**RECORDS FOR THIS TASK**:
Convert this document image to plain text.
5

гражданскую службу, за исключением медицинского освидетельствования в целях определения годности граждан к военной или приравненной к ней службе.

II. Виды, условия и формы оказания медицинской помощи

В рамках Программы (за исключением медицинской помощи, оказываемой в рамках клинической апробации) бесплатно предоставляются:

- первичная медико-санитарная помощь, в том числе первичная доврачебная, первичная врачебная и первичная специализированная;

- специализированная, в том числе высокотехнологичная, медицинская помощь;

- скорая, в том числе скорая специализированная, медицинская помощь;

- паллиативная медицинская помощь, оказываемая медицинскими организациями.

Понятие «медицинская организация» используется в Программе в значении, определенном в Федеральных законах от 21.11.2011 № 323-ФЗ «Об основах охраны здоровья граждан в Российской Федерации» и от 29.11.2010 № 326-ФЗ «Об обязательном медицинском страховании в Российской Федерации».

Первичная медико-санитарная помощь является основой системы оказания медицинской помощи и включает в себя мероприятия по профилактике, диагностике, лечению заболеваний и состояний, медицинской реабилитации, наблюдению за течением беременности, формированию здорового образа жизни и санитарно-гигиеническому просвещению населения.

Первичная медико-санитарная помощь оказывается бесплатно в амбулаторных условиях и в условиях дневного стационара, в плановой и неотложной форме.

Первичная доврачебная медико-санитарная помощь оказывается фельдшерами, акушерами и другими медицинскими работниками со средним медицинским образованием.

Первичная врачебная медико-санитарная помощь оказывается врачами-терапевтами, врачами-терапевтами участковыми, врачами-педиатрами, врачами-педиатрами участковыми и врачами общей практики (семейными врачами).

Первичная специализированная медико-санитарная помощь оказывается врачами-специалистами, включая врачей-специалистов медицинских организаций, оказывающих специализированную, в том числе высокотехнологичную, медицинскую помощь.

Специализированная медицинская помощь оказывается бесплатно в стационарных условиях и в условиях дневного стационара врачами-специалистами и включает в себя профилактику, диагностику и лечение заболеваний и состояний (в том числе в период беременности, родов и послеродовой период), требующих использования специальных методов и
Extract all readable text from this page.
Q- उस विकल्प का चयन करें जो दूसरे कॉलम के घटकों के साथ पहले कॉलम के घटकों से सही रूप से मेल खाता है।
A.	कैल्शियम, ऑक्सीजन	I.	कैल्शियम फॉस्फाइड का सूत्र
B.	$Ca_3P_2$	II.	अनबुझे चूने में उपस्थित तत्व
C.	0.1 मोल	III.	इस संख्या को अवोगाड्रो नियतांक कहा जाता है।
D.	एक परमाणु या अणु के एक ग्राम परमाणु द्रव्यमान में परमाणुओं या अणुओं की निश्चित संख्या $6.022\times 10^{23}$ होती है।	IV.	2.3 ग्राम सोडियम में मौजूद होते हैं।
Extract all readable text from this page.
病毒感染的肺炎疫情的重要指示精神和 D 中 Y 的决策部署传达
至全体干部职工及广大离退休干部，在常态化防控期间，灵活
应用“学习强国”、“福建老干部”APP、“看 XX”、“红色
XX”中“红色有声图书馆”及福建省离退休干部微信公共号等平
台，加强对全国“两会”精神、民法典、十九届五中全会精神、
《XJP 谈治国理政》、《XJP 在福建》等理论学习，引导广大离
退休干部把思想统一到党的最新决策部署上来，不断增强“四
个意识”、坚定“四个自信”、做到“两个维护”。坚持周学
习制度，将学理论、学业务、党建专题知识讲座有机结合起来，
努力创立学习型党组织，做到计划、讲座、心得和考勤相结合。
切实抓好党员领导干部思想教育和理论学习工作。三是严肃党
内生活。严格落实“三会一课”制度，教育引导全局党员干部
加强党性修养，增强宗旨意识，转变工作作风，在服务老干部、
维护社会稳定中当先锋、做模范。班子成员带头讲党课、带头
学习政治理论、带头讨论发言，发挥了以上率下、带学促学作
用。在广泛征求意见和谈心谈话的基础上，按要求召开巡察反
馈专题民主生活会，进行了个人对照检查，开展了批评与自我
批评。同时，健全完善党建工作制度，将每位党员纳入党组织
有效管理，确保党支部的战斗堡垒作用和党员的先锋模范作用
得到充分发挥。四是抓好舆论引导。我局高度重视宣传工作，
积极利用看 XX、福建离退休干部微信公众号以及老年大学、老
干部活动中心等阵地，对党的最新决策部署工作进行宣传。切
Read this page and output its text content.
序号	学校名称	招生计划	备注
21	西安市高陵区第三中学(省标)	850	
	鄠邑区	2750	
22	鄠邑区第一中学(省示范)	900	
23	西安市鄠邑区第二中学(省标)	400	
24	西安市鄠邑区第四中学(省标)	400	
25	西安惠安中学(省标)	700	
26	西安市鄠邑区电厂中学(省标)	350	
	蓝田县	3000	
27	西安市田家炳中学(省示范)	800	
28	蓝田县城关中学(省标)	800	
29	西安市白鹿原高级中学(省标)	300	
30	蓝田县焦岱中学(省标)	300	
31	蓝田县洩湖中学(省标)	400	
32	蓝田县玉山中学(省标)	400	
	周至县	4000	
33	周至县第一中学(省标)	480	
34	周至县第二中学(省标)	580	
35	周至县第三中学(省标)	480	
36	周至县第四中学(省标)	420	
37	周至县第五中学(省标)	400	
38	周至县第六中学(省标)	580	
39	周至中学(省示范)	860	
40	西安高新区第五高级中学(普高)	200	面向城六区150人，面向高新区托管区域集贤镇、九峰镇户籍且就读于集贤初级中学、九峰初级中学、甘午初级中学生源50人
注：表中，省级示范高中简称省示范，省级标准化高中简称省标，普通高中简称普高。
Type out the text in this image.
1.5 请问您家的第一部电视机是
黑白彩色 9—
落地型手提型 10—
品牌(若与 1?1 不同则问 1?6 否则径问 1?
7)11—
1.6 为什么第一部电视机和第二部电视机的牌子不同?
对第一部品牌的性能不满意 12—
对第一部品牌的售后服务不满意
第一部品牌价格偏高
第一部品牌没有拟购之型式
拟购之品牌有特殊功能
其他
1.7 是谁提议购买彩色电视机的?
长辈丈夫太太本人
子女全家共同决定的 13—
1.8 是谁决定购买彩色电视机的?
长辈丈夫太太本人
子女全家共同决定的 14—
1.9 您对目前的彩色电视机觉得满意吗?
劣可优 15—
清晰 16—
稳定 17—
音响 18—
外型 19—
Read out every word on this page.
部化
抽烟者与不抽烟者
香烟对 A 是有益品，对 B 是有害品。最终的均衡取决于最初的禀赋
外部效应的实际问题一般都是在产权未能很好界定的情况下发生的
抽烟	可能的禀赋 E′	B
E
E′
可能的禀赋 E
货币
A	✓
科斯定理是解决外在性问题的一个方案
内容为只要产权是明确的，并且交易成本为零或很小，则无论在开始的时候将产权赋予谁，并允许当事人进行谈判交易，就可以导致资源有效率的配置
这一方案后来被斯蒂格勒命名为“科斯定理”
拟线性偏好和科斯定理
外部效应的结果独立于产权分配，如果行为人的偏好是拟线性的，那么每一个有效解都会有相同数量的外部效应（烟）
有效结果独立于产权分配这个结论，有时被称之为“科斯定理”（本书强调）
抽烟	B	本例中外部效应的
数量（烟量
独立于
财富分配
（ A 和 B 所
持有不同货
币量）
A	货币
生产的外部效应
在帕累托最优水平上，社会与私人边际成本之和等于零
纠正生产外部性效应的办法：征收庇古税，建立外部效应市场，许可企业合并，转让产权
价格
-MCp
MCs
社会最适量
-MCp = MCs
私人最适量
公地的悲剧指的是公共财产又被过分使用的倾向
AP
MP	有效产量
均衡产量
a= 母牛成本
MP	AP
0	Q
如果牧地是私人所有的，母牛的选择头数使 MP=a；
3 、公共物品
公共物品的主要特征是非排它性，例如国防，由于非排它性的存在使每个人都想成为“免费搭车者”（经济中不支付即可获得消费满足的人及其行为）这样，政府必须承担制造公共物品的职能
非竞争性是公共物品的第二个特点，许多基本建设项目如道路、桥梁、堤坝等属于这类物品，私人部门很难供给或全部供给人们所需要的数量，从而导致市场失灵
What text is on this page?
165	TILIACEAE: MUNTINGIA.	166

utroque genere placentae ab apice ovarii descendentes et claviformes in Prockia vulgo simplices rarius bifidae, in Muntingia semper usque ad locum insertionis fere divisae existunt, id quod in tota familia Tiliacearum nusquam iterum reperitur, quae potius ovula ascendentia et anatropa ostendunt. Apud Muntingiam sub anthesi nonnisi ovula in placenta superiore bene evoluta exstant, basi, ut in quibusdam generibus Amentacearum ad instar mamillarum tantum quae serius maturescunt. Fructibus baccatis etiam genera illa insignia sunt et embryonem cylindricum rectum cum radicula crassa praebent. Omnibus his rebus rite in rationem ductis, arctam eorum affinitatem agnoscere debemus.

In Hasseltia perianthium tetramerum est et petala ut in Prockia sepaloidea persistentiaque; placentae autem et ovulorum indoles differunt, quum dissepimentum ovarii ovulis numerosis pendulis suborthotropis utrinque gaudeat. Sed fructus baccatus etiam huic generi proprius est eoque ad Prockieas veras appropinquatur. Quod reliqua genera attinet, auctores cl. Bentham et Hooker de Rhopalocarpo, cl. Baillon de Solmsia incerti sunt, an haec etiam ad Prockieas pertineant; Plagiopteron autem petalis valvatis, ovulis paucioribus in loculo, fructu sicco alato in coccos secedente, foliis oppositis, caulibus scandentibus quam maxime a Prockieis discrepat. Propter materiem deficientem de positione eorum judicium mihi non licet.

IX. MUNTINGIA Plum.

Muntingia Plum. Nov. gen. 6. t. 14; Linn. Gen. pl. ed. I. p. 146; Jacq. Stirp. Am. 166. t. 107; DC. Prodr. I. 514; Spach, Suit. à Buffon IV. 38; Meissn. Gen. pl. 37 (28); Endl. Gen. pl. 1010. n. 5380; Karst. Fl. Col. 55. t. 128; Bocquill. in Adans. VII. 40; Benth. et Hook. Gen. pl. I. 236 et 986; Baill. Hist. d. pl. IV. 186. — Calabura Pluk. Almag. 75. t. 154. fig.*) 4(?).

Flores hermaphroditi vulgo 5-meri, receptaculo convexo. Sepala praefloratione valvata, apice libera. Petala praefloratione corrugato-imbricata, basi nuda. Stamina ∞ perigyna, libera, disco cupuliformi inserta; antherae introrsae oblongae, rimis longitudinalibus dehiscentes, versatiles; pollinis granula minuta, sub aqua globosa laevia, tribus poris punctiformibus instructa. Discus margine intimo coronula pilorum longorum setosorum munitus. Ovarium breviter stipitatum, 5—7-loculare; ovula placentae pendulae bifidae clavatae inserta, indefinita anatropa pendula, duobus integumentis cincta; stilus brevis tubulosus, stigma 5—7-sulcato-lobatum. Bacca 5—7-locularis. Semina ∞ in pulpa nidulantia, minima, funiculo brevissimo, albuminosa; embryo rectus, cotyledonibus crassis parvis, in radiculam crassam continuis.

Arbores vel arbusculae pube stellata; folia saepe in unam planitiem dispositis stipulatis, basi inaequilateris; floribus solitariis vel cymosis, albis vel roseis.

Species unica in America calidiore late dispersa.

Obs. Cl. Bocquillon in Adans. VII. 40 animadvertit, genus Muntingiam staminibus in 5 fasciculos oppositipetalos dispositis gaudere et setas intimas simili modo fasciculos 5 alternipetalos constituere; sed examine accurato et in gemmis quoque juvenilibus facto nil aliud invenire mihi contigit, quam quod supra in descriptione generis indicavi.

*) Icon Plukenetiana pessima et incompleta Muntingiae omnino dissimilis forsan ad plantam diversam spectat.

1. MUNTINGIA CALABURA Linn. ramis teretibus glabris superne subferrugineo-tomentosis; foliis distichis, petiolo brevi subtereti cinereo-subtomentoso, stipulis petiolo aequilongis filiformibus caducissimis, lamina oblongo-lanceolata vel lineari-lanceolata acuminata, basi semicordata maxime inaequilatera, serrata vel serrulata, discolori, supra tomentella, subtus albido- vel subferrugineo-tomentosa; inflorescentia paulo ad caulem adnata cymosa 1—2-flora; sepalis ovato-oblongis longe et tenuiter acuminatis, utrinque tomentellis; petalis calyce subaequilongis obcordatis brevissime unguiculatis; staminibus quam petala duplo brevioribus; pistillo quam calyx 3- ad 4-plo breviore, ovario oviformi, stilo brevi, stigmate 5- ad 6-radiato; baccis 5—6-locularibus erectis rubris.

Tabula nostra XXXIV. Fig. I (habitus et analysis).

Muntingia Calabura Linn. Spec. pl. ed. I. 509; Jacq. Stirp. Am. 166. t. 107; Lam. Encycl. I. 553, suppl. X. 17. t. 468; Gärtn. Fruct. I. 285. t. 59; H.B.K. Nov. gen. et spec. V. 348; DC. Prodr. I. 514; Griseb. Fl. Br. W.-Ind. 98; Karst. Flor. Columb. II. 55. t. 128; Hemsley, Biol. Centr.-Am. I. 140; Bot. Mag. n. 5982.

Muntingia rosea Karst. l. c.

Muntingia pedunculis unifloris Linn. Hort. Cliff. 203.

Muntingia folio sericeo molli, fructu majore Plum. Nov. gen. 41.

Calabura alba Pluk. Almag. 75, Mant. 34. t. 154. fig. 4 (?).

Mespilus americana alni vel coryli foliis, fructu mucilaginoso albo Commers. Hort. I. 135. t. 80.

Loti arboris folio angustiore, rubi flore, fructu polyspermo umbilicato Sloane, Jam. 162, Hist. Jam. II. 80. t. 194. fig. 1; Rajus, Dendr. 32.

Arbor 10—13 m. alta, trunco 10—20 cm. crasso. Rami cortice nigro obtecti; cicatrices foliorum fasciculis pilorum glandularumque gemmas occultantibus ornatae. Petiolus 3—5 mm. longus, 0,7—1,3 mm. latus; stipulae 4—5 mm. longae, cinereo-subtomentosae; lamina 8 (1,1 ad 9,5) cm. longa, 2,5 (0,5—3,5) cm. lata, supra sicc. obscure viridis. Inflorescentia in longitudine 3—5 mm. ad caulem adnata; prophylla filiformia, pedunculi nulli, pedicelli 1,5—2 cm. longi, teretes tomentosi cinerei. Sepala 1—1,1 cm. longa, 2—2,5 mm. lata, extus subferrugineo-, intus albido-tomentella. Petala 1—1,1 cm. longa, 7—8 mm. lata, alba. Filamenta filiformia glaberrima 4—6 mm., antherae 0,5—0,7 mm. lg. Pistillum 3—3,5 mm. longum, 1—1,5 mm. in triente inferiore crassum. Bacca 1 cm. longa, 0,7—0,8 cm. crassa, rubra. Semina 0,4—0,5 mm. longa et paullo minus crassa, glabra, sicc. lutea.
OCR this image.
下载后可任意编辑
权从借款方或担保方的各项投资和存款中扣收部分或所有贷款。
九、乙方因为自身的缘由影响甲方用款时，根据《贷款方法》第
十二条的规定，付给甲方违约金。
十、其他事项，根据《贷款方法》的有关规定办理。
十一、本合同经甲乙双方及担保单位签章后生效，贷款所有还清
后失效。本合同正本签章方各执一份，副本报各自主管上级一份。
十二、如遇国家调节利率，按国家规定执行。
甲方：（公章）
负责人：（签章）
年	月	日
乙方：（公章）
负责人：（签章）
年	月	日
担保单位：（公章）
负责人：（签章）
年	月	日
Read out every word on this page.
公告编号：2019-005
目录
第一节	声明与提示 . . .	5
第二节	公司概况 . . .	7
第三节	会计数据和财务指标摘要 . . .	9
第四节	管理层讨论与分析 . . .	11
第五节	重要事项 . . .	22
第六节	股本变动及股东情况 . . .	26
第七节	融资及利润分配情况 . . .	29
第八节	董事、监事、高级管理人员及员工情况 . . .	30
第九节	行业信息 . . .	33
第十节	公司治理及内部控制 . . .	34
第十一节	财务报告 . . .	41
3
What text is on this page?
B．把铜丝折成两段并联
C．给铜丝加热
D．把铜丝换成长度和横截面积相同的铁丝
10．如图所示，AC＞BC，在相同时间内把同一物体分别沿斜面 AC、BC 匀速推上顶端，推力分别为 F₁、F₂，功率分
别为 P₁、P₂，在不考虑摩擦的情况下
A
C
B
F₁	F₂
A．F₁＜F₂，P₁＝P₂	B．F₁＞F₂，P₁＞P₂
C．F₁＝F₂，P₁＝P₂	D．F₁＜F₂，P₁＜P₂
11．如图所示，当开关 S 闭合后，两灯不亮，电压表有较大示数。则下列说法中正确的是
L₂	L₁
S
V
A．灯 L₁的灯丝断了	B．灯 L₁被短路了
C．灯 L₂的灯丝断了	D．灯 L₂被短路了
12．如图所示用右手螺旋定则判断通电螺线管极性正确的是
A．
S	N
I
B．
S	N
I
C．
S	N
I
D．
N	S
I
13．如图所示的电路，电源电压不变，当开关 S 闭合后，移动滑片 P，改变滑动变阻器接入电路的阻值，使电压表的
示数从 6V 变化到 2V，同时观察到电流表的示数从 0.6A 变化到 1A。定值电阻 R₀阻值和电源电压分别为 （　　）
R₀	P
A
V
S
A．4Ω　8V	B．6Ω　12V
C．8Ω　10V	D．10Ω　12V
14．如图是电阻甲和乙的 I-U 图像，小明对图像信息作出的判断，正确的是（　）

**PROBLEM TO WORK ON**: Tally how many lines of the material contain the word "Plum". The answer must be the number and nothing else.

**EXERCISE RESULT**: 3